Repeat all of the data precisely.

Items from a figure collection

## begin

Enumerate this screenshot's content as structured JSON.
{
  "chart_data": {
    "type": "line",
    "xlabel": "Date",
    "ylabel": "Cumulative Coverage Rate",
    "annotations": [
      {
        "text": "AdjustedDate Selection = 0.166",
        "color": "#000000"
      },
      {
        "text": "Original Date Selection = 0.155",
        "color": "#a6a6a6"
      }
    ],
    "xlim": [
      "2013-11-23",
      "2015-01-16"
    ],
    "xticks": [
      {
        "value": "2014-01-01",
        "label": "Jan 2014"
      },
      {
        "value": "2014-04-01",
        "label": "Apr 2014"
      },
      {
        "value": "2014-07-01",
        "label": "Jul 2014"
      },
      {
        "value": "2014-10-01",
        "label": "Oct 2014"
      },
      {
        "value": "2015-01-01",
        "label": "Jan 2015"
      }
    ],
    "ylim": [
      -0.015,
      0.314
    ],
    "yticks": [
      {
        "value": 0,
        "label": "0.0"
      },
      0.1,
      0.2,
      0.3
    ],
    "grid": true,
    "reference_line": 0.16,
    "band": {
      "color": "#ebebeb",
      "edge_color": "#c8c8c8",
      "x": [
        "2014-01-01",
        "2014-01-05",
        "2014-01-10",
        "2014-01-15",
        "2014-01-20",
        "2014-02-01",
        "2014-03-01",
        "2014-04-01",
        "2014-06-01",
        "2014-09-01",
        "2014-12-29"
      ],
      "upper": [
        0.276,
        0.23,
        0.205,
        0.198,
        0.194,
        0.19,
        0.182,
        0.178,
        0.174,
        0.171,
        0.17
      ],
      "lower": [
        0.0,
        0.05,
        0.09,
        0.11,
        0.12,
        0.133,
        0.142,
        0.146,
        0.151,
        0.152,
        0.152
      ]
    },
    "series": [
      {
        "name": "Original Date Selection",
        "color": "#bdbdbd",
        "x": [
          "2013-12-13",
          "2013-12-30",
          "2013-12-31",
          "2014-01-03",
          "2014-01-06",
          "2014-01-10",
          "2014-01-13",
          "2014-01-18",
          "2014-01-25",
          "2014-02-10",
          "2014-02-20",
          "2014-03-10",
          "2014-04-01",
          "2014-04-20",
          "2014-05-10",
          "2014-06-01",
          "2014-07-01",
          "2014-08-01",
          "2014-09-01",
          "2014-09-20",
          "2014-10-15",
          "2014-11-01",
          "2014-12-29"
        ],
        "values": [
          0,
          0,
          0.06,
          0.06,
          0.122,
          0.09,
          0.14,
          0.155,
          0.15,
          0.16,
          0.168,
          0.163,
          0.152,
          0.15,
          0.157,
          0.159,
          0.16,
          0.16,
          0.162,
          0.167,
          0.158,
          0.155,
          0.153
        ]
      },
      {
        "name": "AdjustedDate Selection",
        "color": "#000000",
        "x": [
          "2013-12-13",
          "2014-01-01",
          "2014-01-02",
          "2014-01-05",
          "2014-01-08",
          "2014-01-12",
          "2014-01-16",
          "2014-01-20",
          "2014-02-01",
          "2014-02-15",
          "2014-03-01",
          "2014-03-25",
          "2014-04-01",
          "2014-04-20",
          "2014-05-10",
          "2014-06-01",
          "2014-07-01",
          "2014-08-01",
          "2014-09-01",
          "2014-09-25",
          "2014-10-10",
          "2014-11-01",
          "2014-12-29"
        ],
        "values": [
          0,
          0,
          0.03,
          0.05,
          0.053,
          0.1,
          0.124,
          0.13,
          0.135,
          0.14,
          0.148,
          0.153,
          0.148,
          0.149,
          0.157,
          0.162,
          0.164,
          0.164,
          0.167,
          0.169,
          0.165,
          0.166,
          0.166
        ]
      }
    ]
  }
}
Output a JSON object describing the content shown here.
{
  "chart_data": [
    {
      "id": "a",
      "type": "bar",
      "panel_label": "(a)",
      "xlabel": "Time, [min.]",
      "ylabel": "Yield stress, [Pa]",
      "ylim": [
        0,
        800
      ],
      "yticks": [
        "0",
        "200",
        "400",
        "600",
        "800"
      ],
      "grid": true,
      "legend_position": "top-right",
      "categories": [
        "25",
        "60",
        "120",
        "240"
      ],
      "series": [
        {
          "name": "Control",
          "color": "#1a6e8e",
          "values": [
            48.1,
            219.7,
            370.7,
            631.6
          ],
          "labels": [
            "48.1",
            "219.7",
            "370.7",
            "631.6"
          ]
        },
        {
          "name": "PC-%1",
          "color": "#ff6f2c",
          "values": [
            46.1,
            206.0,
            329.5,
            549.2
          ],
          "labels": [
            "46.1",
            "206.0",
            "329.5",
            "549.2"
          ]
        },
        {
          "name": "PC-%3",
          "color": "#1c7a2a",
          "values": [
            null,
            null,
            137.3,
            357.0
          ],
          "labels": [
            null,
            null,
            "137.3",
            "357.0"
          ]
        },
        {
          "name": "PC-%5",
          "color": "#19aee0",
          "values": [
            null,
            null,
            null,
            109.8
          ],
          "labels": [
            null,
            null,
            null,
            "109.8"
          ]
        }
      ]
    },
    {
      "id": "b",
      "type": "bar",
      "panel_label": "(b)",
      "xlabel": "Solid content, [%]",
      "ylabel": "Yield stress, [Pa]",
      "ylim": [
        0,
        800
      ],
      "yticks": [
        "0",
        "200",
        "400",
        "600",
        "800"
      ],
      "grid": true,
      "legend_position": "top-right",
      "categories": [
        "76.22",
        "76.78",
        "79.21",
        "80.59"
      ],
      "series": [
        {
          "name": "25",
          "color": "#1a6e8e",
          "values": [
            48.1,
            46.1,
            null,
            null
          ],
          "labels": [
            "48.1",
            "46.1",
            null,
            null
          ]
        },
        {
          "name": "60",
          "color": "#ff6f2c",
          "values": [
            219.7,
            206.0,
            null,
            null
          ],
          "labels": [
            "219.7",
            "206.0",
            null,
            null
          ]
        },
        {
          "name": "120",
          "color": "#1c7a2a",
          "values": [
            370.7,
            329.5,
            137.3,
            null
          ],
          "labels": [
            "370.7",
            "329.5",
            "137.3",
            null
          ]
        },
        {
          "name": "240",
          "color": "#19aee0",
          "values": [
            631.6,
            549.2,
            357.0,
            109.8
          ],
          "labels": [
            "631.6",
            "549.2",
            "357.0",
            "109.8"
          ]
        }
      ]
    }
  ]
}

## end

● PROBLEM SOLUTION
Enumerate this screenshot's content as structured JSON.
{
  "chart_data": {
    "type": "line",
    "xlabel": "Date",
    "ylabel": "Cumulative Coverage Rate",
    "annotations": [
      {
        "text": "AdjustedDate Selection = 0.166",
        "color": "#000000"
      },
      {
        "text": "Original Date Selection = 0.155",
        "color": "#a6a6a6"
      }
    ],
    "xlim": [
      "2013-11-23",
      "2015-01-16"
    ],
    "xticks": [
      {
        "value": "2014-01-01",
        "label": "Jan 2014"
      },
      {
        "value": "2014-04-01",
        "label": "Apr 2014"
      },
      {
        "value": "2014-07-01",
        "label": "Jul 2014"
      },
      {
        "value": "2014-10-01",
        "label": "Oct 2014"
      },
      {
        "value": "2015-01-01",
        "label": "Jan 2015"
      }
    ],
    "ylim": [
      -0.015,
      0.314
    ],
    "yticks": [
      {
        "value": 0,
        "label": "0.0"
      },
      0.1,
      0.2,
      0.3
    ],
    "grid": true,
    "reference_line": 0.16,
    "band": {
      "color": "#ebebeb",
      "edge_color": "#c8c8c8",
      "x": [
        "2014-01-01",
        "2014-01-05",
        "2014-01-10",
        "2014-01-15",
        "2014-01-20",
        "2014-02-01",
        "2014-03-01",
        "2014-04-01",
        "2014-06-01",
        "2014-09-01",
        "2014-12-29"
      ],
      "upper": [
        0.276,
        0.23,
        0.205,
        0.198,
        0.194,
        0.19,
        0.182,
        0.178,
        0.174,
        0.171,
        0.17
      ],
      "lower": [
        0.0,
        0.05,
        0.09,
        0.11,
        0.12,
        0.133,
        0.142,
        0.146,
        0.151,
        0.152,
        0.152
      ]
    },
    "series": [
      {
        "name": "Original Date Selection",
        "color": "#bdbdbd",
        "x": [
          "2013-12-13",
          "2013-12-30",
          "2013-12-31",
          "2014-01-03",
          "2014-01-06",
          "2014-01-10",
          "2014-01-13",
          "2014-01-18",
          "2014-01-25",
          "2014-02-10",
          "2014-02-20",
          "2014-03-10",
          "2014-04-01",
          "2014-04-20",
          "2014-05-10",
          "2014-06-01",
          "2014-07-01",
          "2014-08-01",
          "2014-09-01",
          "2014-09-20",
          "2014-10-15",
          "2014-11-01",
          "2014-12-29"
        ],
        "values": [
          0,
          0,
          0.06,
          0.06,
          0.122,
          0.09,
          0.14,
          0.155,
          0.15,
          0.16,
          0.168,
          0.163,
          0.152,
          0.15,
          0.157,
          0.159,
          0.16,
          0.16,
          0.162,
          0.167,
          0.158,
          0.155,
          0.153
        ]
      },
      {
        "name": "AdjustedDate Selection",
        "color": "#000000",
        "x": [
          "2013-12-13",
          "2014-01-01",
          "2014-01-02",
          "2014-01-05",
          "2014-01-08",
          "2014-01-12",
          "2014-01-16",
          "2014-01-20",
          "2014-02-01",
          "2014-02-15",
          "2014-03-01",
          "2014-03-25",
          "2014-04-01",
          "2014-04-20",
          "2014-05-10",
          "2014-06-01",
          "2014-07-01",
          "2014-08-01",
          "2014-09-01",
          "2014-09-25",
          "2014-10-10",
          "2014-11-01",
          "2014-12-29"
        ],
        "values": [
          0,
          0,
          0.03,
          0.05,
          0.053,
          0.1,
          0.124,
          0.13,
          0.135,
          0.14,
          0.148,
          0.153,
          0.148,
          0.149,
          0.157,
          0.162,
          0.164,
          0.164,
          0.167,
          0.169,
          0.165,
          0.166,
          0.166
        ]
      }
    ]
  }
}
Output a JSON object describing the content shown here.
{
  "chart_data": [
    {
      "id": "a",
      "type": "bar",
      "panel_label": "(a)",
      "xlabel": "Time, [min.]",
      "ylabel": "Yield stress, [Pa]",
      "ylim": [
        0,
        800
      ],
      "yticks": [
        "0",
        "200",
        "400",
        "600",
        "800"
      ],
      "grid": true,
      "legend_position": "top-right",
      "categories": [
        "25",
        "60",
        "120",
        "240"
      ],
      "series": [
        {
          "name": "Control",
          "color": "#1a6e8e",
          "values": [
            48.1,
            219.7,
            370.7,
            631.6
          ],
          "labels": [
            "48.1",
            "219.7",
            "370.7",
            "631.6"
          ]
        },
        {
          "name": "PC-%1",
          "color": "#ff6f2c",
          "values": [
            46.1,
            206.0,
            329.5,
            549.2
          ],
          "labels": [
            "46.1",
            "206.0",
            "329.5",
            "549.2"
          ]
        },
        {
          "name": "PC-%3",
          "color": "#1c7a2a",
          "values": [
            null,
            null,
            137.3,
            357.0
          ],
          "labels": [
            null,
            null,
            "137.3",
            "357.0"
          ]
        },
        {
          "name": "PC-%5",
          "color": "#19aee0",
          "values": [
            null,
            null,
            null,
            109.8
          ],
          "labels": [
            null,
            null,
            null,
            "109.8"
          ]
        }
      ]
    },
    {
      "id": "b",
      "type": "bar",
      "panel_label": "(b)",
      "xlabel": "Solid content, [%]",
      "ylabel": "Yield stress, [Pa]",
      "ylim": [
        0,
        800
      ],
      "yticks": [
        "0",
        "200",
        "400",
        "600",
        "800"
      ],
      "grid": true,
      "legend_position": "top-right",
      "categories": [
        "76.22",
        "76.78",
        "79.21",
        "80.59"
      ],
      "series": [
        {
          "name": "25",
          "color": "#1a6e8e",
          "values": [
            48.1,
            46.1,
            null,
            null
          ],
          "labels": [
            "48.1",
            "46.1",
            null,
            null
          ]
        },
        {
          "name": "60",
          "color": "#ff6f2c",
          "values": [
            219.7,
            206.0,
            null,
            null
          ],
          "labels": [
            "219.7",
            "206.0",
            null,
            null
          ]
        },
        {
          "name": "120",
          "color": "#1c7a2a",
          "values": [
            370.7,
            329.5,
            137.3,
            null
          ],
          "labels": [
            "370.7",
            "329.5",
            "137.3",
            null
          ]
        },
        {
          "name": "240",
          "color": "#19aee0",
          "values": [
            631.6,
            549.2,
            357.0,
            109.8
          ],
          "labels": [
            "631.6",
            "549.2",
            "357.0",
            "109.8"
          ]
        }
      ]
    }
  ]
}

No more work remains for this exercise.